Aim of the task = Write out these rows word for word, from the line with "generic-name-cell: Theophylline: [48, 513, 136, 522]" to the line with "generic-name-cell: Desloratadine: [48, 282, 136, 291]", both included.

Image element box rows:
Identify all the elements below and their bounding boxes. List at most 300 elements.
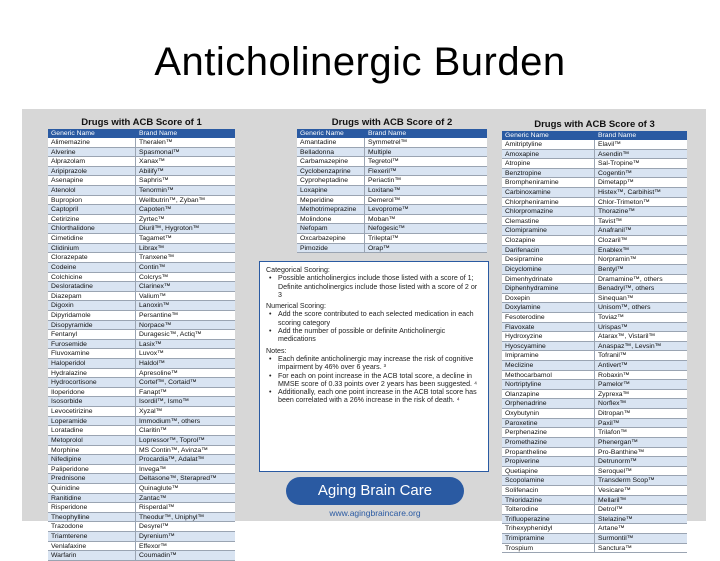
generic-name-cell: Theophylline: [48, 513, 136, 522]
acb-score-3-table: [502, 119, 687, 553]
brand-name-cell: Theralen™: [139, 139, 173, 146]
brand-name-cell: Valium™: [139, 292, 167, 300]
table-row: [48, 224, 235, 234]
generic-name-cell: Chlorpromazine: [502, 207, 595, 216]
generic-name-cell: Iloperidone: [48, 388, 136, 397]
brand-name-cell: Paxil™: [598, 419, 620, 427]
table-row: [502, 294, 687, 304]
generic-name-cell: Risperidone: [48, 503, 136, 512]
table-row: [48, 369, 235, 379]
generic-name-cell: Trazodone: [48, 522, 136, 531]
brand-name-cell: Enablex™: [598, 246, 630, 254]
table-row: [502, 159, 687, 169]
brand-name-cell: MS Contin™, Avinza™: [139, 446, 209, 454]
table-row: [297, 224, 487, 234]
acb-score-2-table: [297, 117, 487, 253]
brand-name-cell: Zyprexa™: [598, 390, 630, 398]
table-row: [297, 244, 487, 254]
acb-score-1-table: [48, 117, 235, 561]
brand-name-cell: Asendin™: [598, 150, 630, 158]
generic-name-cell: Haloperidol: [48, 359, 136, 368]
table-row: [297, 186, 487, 196]
brand-name-cell: Theodur™, Uniphyl™: [139, 513, 205, 521]
table-row: [502, 246, 687, 256]
brand-name-cell: Phenergan™: [598, 438, 639, 446]
generic-name-cell: Propantheline: [502, 448, 595, 457]
brand-name-cell: Transderm Scop™: [598, 477, 655, 485]
brand-name-cell: Procardia™, Adalat™: [139, 456, 205, 464]
generic-name-cell: Disopyramide: [48, 321, 136, 330]
categorical-item: • Possible anticholinergics include those listed with a score of 1; Definite anticholinergics include those listed with a score of 2 or 3: [266, 274, 482, 299]
generic-name-cell: Trifluoperazine: [502, 515, 595, 524]
table-row: [502, 313, 687, 323]
generic-name-cell: Desloratadine: [48, 282, 136, 291]
note-item: • Additionally, each one point increase in the ACB total score has been correlated with a 26% increase in the risk of death. ⁴: [266, 388, 482, 405]
table-row: [297, 176, 487, 186]
brand-name-cell: Diuril™, Hygroton™: [139, 225, 200, 233]
table-row: [297, 138, 487, 148]
brand-name-cell: Toviaz™: [598, 313, 625, 321]
generic-name-cell: Cyclobenzaprine: [297, 167, 365, 176]
brand-name-cell: Lanoxin™: [139, 302, 170, 310]
brand-name-cell: Clozaril™: [598, 237, 628, 245]
brand-name-cell: Sanctura™: [598, 544, 633, 552]
generic-name-cell: Alverine: [48, 148, 136, 157]
brand-name-cell: Spasmonal™: [139, 148, 180, 156]
note-item: • Each definite anticholinergic may increase the risk of cognitive impairment by 46% over 6 years. ³: [266, 355, 482, 372]
table-row: [502, 524, 687, 534]
brand-name-cell: Xyzal™: [139, 408, 163, 416]
table-row: [502, 275, 687, 285]
table-row: [502, 332, 687, 342]
generic-name-cell: Pimozide: [297, 244, 365, 253]
generic-name-cell: Quinidine: [48, 484, 136, 493]
brand-name-cell: Stelazine™: [598, 515, 633, 523]
table-row: [502, 284, 687, 294]
generic-name-cell: Chlorthalidone: [48, 224, 136, 233]
table-row: [48, 196, 235, 206]
brand-name-cell: Immodium™, others: [139, 417, 201, 425]
brand-name-cell: Flexeril™: [368, 167, 397, 175]
brand-name-cell: Risperdal™: [139, 504, 175, 512]
generic-name-cell: Fesoterodine: [502, 313, 595, 322]
table-row: [502, 303, 687, 313]
generic-name-cell: Asenapine: [48, 176, 136, 185]
generic-name-cell: Loperamide: [48, 417, 136, 426]
table-title: Drugs with ACB Score of 3: [534, 119, 655, 130]
brand-name-cell: Loxitane™: [368, 187, 401, 195]
brand-name-cell: Deltasone™, Sterapred™: [139, 475, 217, 483]
generic-name-cell: Furosemide: [48, 340, 136, 349]
generic-name-cell: Cyproheptadine: [297, 176, 365, 185]
brand-name-cell: Claritin™: [139, 427, 167, 435]
table-row: [502, 409, 687, 419]
table-row: [502, 255, 687, 265]
generic-name-cell: Digoxin: [48, 301, 136, 310]
table-title: Drugs with ACB Score of 1: [81, 117, 202, 128]
generic-name-cell: Methocarbamol: [502, 371, 595, 380]
brand-name-cell: Fanapt™: [139, 388, 167, 396]
table-row: [48, 311, 235, 321]
table-row: [502, 544, 687, 554]
table-row: [48, 148, 235, 158]
brand-name-cell: Levoprome™: [368, 206, 409, 214]
brand-name-cell: Clarinex™: [139, 283, 171, 291]
table-row: [297, 234, 487, 244]
table-row: [502, 390, 687, 400]
table-row: [502, 380, 687, 390]
table-row: [48, 503, 235, 513]
generic-name-cell: Diphenhydramine: [502, 284, 595, 293]
generic-name-cell: Carbinoxamine: [502, 188, 595, 197]
brand-name-cell: Luvox™: [139, 350, 164, 358]
generic-name-cell: Venlafaxine: [48, 542, 136, 551]
generic-name-cell: Benztropine: [502, 169, 595, 178]
table-row: [48, 465, 235, 475]
generic-name-header: Generic Name: [505, 132, 549, 139]
brand-name-cell: Persantine™: [139, 311, 179, 319]
brand-name-cell: Antivert™: [598, 362, 628, 370]
brand-name-cell: Effexor™: [139, 542, 168, 550]
brand-name-cell: Chlor-Trimeton™: [598, 198, 650, 206]
generic-name-cell: Olanzapine: [502, 390, 595, 399]
table-row: [502, 467, 687, 477]
brand-name-cell: Coumadin™: [139, 552, 177, 560]
brand-name-cell: Sal-Tropine™: [598, 160, 640, 168]
table-row: [502, 438, 687, 448]
table-row: [48, 340, 235, 350]
brand-name-cell: Sinequan™: [598, 294, 634, 302]
table-row: [502, 457, 687, 467]
table-row: [48, 253, 235, 263]
table-row: [48, 494, 235, 504]
table-row: [48, 551, 235, 561]
generic-name-cell: Alprazolam: [48, 157, 136, 166]
generic-name-cell: Brompheniramine: [502, 178, 595, 187]
table-row: [48, 436, 235, 446]
brand-name-cell: Cortef™, Cortaid™: [139, 379, 197, 387]
table-row: [48, 388, 235, 398]
brand-name-cell: Capoten™: [139, 206, 172, 214]
generic-name-cell: Isosorbide: [48, 397, 136, 406]
table-row: [502, 486, 687, 496]
table-row: [502, 419, 687, 429]
table-row: [502, 150, 687, 160]
generic-name-cell: Colchicine: [48, 273, 136, 282]
generic-name-cell: Bupropion: [48, 196, 136, 205]
table-title: Drugs with ACB Score of 2: [331, 117, 453, 128]
table-row: [502, 371, 687, 381]
table-row: [48, 397, 235, 407]
generic-name-cell: Perphenazine: [502, 428, 595, 437]
brand-name-cell: Colcrys™: [139, 273, 169, 281]
website-url: www.agingbraincare.org: [329, 508, 421, 518]
brand-name-cell: Trileptal™: [368, 235, 399, 243]
brand-name-cell: Pro-Banthine™: [598, 448, 645, 456]
generic-name-cell: Clomipramine: [502, 226, 595, 235]
table-row: [502, 351, 687, 361]
table-header: [502, 131, 687, 140]
numerical-item: • Add the score contributed to each selected medication in each scoring category: [266, 310, 482, 327]
table-row: [48, 273, 235, 283]
generic-name-cell: Cimetidine: [48, 234, 136, 243]
brand-name-cell: Multiple: [368, 148, 392, 156]
brand-name-cell: Anafranil™: [598, 227, 632, 235]
table-row: [502, 496, 687, 506]
generic-name-cell: Trimipramine: [502, 534, 595, 543]
generic-name-cell: Thioridazine: [502, 496, 595, 505]
generic-name-cell: Codeine: [48, 263, 136, 272]
generic-name-cell: Dipyridamole: [48, 311, 136, 320]
generic-name-cell: Ranitidine: [48, 494, 136, 503]
generic-name-cell: Nefopam: [297, 224, 365, 233]
table-row: [48, 292, 235, 302]
table-row: [48, 426, 235, 436]
table-row: [502, 226, 687, 236]
generic-name-header: Generic Name: [300, 130, 344, 137]
categorical-heading: Categorical Scoring:: [266, 266, 330, 274]
generic-name-cell: Clidinium: [48, 244, 136, 253]
brand-name-cell: Norflex™: [598, 400, 627, 408]
table-row: [297, 196, 487, 206]
generic-name-cell: Atropine: [502, 159, 595, 168]
numerical-heading: Numerical Scoring:: [266, 302, 326, 311]
aging-brain-care-logo: Aging Brain Care: [286, 477, 464, 505]
generic-name-cell: Morphine: [48, 446, 136, 455]
table-header: [297, 129, 487, 138]
brand-name-cell: Tagamet™: [139, 235, 172, 243]
brand-name-cell: Bentyl™: [598, 265, 624, 273]
brand-name-cell: Periactin™: [368, 177, 402, 185]
table-row: [502, 428, 687, 438]
brand-name-cell: Contin™: [139, 263, 166, 271]
generic-name-cell: Clorazepate: [48, 253, 136, 262]
brand-name-cell: Anaspaz™, Levsin™: [598, 342, 662, 350]
table-row: [297, 148, 487, 158]
table-row: [297, 215, 487, 225]
brand-name-cell: Robaxin™: [598, 371, 630, 379]
brand-name-cell: Tofranil™: [598, 352, 627, 360]
table-row: [502, 188, 687, 198]
table-row: [48, 234, 235, 244]
generic-name-cell: Paliperidone: [48, 465, 136, 474]
brand-name-cell: Desyrel™: [139, 523, 169, 531]
generic-name-cell: Belladonna: [297, 148, 365, 157]
notes-heading: Notes:: [266, 346, 287, 355]
table-row: [48, 301, 235, 311]
table-row: [502, 265, 687, 275]
generic-name-cell: Hydroxyzine: [502, 332, 595, 341]
brand-name-cell: Orap™: [368, 244, 390, 252]
generic-name-cell: Doxepin: [502, 294, 595, 303]
brand-name-cell: Vesicare™: [598, 486, 631, 494]
brand-name-cell: Detrol™: [598, 506, 623, 514]
generic-name-cell: Trospium: [502, 544, 595, 553]
brand-name-cell: Lopressor™, Toprol™: [139, 436, 205, 444]
table-row: [48, 244, 235, 254]
slide-title: Anticholinergic Burden: [154, 40, 566, 84]
brand-name-cell: Apresoline™: [139, 369, 178, 377]
brand-name-cell: Urispas™: [598, 323, 628, 331]
table-row: [502, 217, 687, 227]
brand-name-cell: Xanax™: [139, 158, 166, 166]
generic-name-cell: Propiverine: [502, 457, 595, 466]
brand-name-cell: Tenormin™: [139, 187, 174, 195]
table-row: [502, 323, 687, 333]
brand-name-cell: Unisom™, others: [598, 304, 651, 312]
brand-name-cell: Duragesic™, Actiq™: [139, 331, 202, 339]
table-row: [48, 542, 235, 552]
generic-name-cell: Darifenacin: [502, 246, 595, 255]
brand-name-cell: Invega™: [139, 465, 167, 473]
table-row: [502, 169, 687, 179]
brand-name-cell: Abilify™: [139, 167, 164, 175]
generic-name-cell: Prednisone: [48, 474, 136, 483]
generic-name-cell: Amoxapine: [502, 150, 595, 159]
generic-name-cell: Promethazine: [502, 438, 595, 447]
table-row: [48, 484, 235, 494]
table-row: [297, 167, 487, 177]
generic-name-cell: Metoprolol: [48, 436, 136, 445]
brand-name-cell: Norpramin™: [598, 256, 637, 264]
table-header: [48, 129, 235, 138]
table-row: [48, 330, 235, 340]
generic-name-cell: Levocetirizine: [48, 407, 136, 416]
generic-name-cell: Quetiapine: [502, 467, 595, 476]
brand-name-cell: Isordil™, Ismo™: [139, 398, 190, 406]
generic-name-cell: Alimemazine: [48, 138, 136, 147]
brand-name-cell: Lasix™: [139, 340, 162, 348]
brand-name-cell: Histex™, Carbihist™: [598, 189, 662, 197]
numerical-item: • Add the number of possible or definite Anticholinergic medications: [266, 327, 482, 344]
table-row: [48, 378, 235, 388]
generic-name-cell: Paroxetine: [502, 419, 595, 428]
table-row: [48, 417, 235, 427]
brand-name-cell: Surmontil™: [598, 534, 634, 542]
brand-name-cell: Thorazine™: [598, 208, 636, 216]
table-row: [502, 198, 687, 208]
brand-name-cell: Dramamine™, others: [598, 275, 663, 283]
generic-name-cell: Fluvoxamine: [48, 349, 136, 358]
generic-name-cell: Methotrimeprazine: [297, 205, 365, 214]
generic-name-cell: Molindone: [297, 215, 365, 224]
table-row: [48, 407, 235, 417]
table-row: [48, 263, 235, 273]
brand-name-cell: Mellaril™: [598, 496, 627, 504]
generic-name-cell: Aripiprazole: [48, 167, 136, 176]
generic-name-cell: Amantadine: [297, 138, 365, 147]
generic-name-cell: Cetirizine: [48, 215, 136, 224]
brand-name-cell: Moban™: [368, 215, 396, 223]
table-row: [48, 282, 235, 292]
table-row: [502, 534, 687, 544]
table-row: [48, 474, 235, 484]
generic-name-cell: Meclizine: [502, 361, 595, 370]
generic-name-header: Generic Name: [51, 130, 95, 137]
generic-name-cell: Warfarin: [48, 551, 136, 560]
brand-name-cell: Benadryl™, others: [598, 285, 655, 293]
generic-name-cell: Tolterodine: [502, 505, 595, 514]
table-row: [48, 215, 235, 225]
brand-name-cell: Tranxene™: [139, 254, 175, 262]
table-row: [48, 176, 235, 186]
generic-name-cell: Amitriptyline: [502, 140, 595, 149]
table-row: [48, 321, 235, 331]
generic-name-cell: Orphenadrine: [502, 399, 595, 408]
brand-name-cell: Atarax™, Vistaril™: [598, 333, 656, 341]
table-row: [502, 399, 687, 409]
brand-name-cell: Norpace™: [139, 321, 172, 329]
table-row: [297, 157, 487, 167]
generic-name-cell: Nortriptyline: [502, 380, 595, 389]
generic-name-cell: Solifenacin: [502, 486, 595, 495]
table-row: [502, 448, 687, 458]
brand-name-cell: Trilafon™: [598, 429, 628, 437]
brand-name-cell: Seroquel™: [598, 467, 633, 475]
table-row: [48, 205, 235, 215]
table-row: [297, 205, 487, 215]
note-item: • For each on point increase in the ACB total score, a decline in MMSE score of 0.33 points over 2 years has been suggested. ⁴: [266, 372, 482, 389]
generic-name-cell: Triamterene: [48, 532, 136, 541]
table-row: [48, 455, 235, 465]
brand-name-cell: Pamelor™: [598, 381, 631, 389]
generic-name-cell: Captopril: [48, 205, 136, 214]
table-row: [48, 532, 235, 542]
table-row: [48, 446, 235, 456]
generic-name-cell: Loratadine: [48, 426, 136, 435]
brand-name-cell: Detrunorm™: [598, 458, 637, 466]
generic-name-cell: Oxcarbazepine: [297, 234, 365, 243]
generic-name-cell: Imipramine: [502, 351, 595, 360]
brand-name-header: Brand Name: [139, 130, 178, 137]
generic-name-cell: Desipramine: [502, 255, 595, 264]
table-row: [502, 236, 687, 246]
brand-name-cell: Quinaglute™: [139, 484, 179, 492]
generic-name-cell: Trihexyphenidyl: [502, 524, 595, 533]
brand-name-cell: Zantac™: [139, 494, 167, 502]
generic-name-cell: Flavoxate: [502, 323, 595, 332]
brand-name-cell: Haldol™: [139, 360, 166, 368]
brand-name-header: Brand Name: [598, 132, 637, 139]
brand-name-cell: Tavist™: [598, 217, 623, 225]
brand-name-cell: Demerol™: [368, 196, 401, 204]
generic-name-cell: Clozapine: [502, 236, 595, 245]
generic-name-cell: Dimenhydrinate: [502, 275, 595, 284]
generic-name-cell: Carbamazepine: [297, 157, 365, 166]
table-row: [48, 186, 235, 196]
brand-name-cell: Dimetapp™: [598, 179, 634, 187]
table-row: [48, 157, 235, 167]
generic-name-cell: Fentanyl: [48, 330, 136, 339]
table-row: [48, 359, 235, 369]
generic-name-cell: Dicyclomine: [502, 265, 595, 274]
generic-name-cell: Meperidine: [297, 196, 365, 205]
generic-name-cell: Loxapine: [297, 186, 365, 195]
table-row: [502, 342, 687, 352]
generic-name-cell: Hyoscyamine: [502, 342, 595, 351]
generic-name-cell: Hydrocortisone: [48, 378, 136, 387]
table-row: [502, 515, 687, 525]
brand-name-cell: Artane™: [598, 525, 625, 533]
brand-name-cell: Nefogesic™: [368, 225, 406, 233]
generic-name-cell: Nifedipine: [48, 455, 136, 464]
generic-name-cell: Scopolamine: [502, 476, 595, 485]
brand-name-cell: Symmetrel™: [368, 139, 408, 146]
table-row: [502, 140, 687, 150]
brand-name-cell: Elavil™: [598, 141, 622, 148]
brand-name-cell: Wellbutrin™, Zyban™: [139, 196, 206, 204]
scoring-notes-box: [259, 261, 489, 472]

Solution to this exercise =
generic-name-cell: Theophylline: [48, 513, 136, 522]
acb-score-3-table: [502, 119, 687, 553]
brand-name-cell: Theralen™: [139, 139, 173, 146]
brand-name-cell: Valium™: [139, 292, 167, 300]
table-row: [48, 224, 235, 234]
generic-name-cell: Chlorpromazine: [502, 207, 595, 216]
generic-name-cell: Iloperidone: [48, 388, 136, 397]
brand-name-cell: Paxil™: [598, 419, 620, 427]
table-row: [502, 294, 687, 304]
generic-name-cell: Risperidone: [48, 503, 136, 512]
table-row: [48, 369, 235, 379]
generic-name-cell: Trazodone: [48, 522, 136, 531]
brand-name-cell: Enablex™: [598, 246, 630, 254]
table-row: [502, 159, 687, 169]
brand-name-cell: MS Contin™, Avinza™: [139, 446, 209, 454]
table-row: [297, 224, 487, 234]
acb-score-2-table: [297, 117, 487, 253]
brand-name-cell: Zyprexa™: [598, 390, 630, 398]
table-row: [297, 244, 487, 254]
acb-score-1-table: [48, 117, 235, 561]
brand-name-cell: Asendin™: [598, 150, 630, 158]
generic-name-cell: Haloperidol: [48, 359, 136, 368]
table-row: [297, 186, 487, 196]
brand-name-cell: Theodur™, Uniphyl™: [139, 513, 205, 521]
table-row: [502, 246, 687, 256]
brand-name-cell: Phenergan™: [598, 438, 639, 446]
generic-name-cell: Propantheline: [502, 448, 595, 457]
brand-name-cell: Transderm Scop™: [598, 477, 655, 485]
brand-name-cell: Procardia™, Adalat™: [139, 456, 205, 464]
generic-name-cell: Disopyramide: [48, 321, 136, 330]
categorical-item: • Possible anticholinergics include those listed with a score of 1; Definite anticholinergics include those listed with a score of 2 or 3: [266, 274, 482, 299]
generic-name-cell: Trifluoperazine: [502, 515, 595, 524]
table-row: [502, 313, 687, 323]
generic-name-cell: Desloratadine: [48, 282, 136, 291]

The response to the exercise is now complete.